start Task input

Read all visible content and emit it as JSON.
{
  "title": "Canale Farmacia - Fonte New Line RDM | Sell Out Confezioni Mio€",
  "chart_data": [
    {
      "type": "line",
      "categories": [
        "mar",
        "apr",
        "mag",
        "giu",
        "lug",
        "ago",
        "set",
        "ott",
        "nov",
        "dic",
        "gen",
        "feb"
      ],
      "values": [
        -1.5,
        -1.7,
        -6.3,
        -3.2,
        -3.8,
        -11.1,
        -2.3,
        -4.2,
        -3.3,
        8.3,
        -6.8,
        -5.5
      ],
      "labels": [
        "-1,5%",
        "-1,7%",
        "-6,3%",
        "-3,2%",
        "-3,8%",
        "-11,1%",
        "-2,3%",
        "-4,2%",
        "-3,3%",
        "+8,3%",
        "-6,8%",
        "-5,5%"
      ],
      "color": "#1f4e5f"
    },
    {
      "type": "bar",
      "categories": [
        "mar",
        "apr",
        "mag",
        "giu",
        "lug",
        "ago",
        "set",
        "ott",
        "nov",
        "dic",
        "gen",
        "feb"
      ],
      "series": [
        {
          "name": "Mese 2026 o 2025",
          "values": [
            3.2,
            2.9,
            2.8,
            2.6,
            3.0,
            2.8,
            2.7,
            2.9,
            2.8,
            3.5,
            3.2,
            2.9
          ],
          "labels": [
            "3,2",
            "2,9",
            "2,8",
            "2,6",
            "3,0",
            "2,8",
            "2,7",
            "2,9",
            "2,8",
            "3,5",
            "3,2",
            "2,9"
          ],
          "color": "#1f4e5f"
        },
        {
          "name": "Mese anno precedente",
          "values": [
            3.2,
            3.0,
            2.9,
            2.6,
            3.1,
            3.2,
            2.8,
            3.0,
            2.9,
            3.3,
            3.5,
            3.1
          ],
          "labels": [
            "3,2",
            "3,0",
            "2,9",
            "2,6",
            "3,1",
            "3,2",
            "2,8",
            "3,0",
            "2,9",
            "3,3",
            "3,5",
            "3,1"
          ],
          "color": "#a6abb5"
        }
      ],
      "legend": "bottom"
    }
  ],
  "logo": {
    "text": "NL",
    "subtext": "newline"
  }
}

end Task input

Written exercise: Above are the records; retype them all without a single difference.

Answer for the task:
Read all visible content and emit it as JSON.
{
  "title": "Canale Farmacia - Fonte New Line RDM | Sell Out Confezioni Mio€",
  "chart_data": [
    {
      "type": "line",
      "categories": [
        "mar",
        "apr",
        "mag",
        "giu",
        "lug",
        "ago",
        "set",
        "ott",
        "nov",
        "dic",
        "gen",
        "feb"
      ],
      "values": [
        -1.5,
        -1.7,
        -6.3,
        -3.2,
        -3.8,
        -11.1,
        -2.3,
        -4.2,
        -3.3,
        8.3,
        -6.8,
        -5.5
      ],
      "labels": [
        "-1,5%",
        "-1,7%",
        "-6,3%",
        "-3,2%",
        "-3,8%",
        "-11,1%",
        "-2,3%",
        "-4,2%",
        "-3,3%",
        "+8,3%",
        "-6,8%",
        "-5,5%"
      ],
      "color": "#1f4e5f"
    },
    {
      "type": "bar",
      "categories": [
        "mar",
        "apr",
        "mag",
        "giu",
        "lug",
        "ago",
        "set",
        "ott",
        "nov",
        "dic",
        "gen",
        "feb"
      ],
      "series": [
        {
          "name": "Mese 2026 o 2025",
          "values": [
            3.2,
            2.9,
            2.8,
            2.6,
            3.0,
            2.8,
            2.7,
            2.9,
            2.8,
            3.5,
            3.2,
            2.9
          ],
          "labels": [
            "3,2",
            "2,9",
            "2,8",
            "2,6",
            "3,0",
            "2,8",
            "2,7",
            "2,9",
            "2,8",
            "3,5",
            "3,2",
            "2,9"
          ],
          "color": "#1f4e5f"
        },
        {
          "name": "Mese anno precedente",
          "values": [
            3.2,
            3.0,
            2.9,
            2.6,
            3.1,
            3.2,
            2.8,
            3.0,
            2.9,
            3.3,
            3.5,
            3.1
          ],
          "labels": [
            "3,2",
            "3,0",
            "2,9",
            "2,6",
            "3,1",
            "3,2",
            "2,8",
            "3,0",
            "2,9",
            "3,3",
            "3,5",
            "3,1"
          ],
          "color": "#a6abb5"
        }
      ],
      "legend": "bottom"
    }
  ],
  "logo": {
    "text": "NL",
    "subtext": "newline"
  }
}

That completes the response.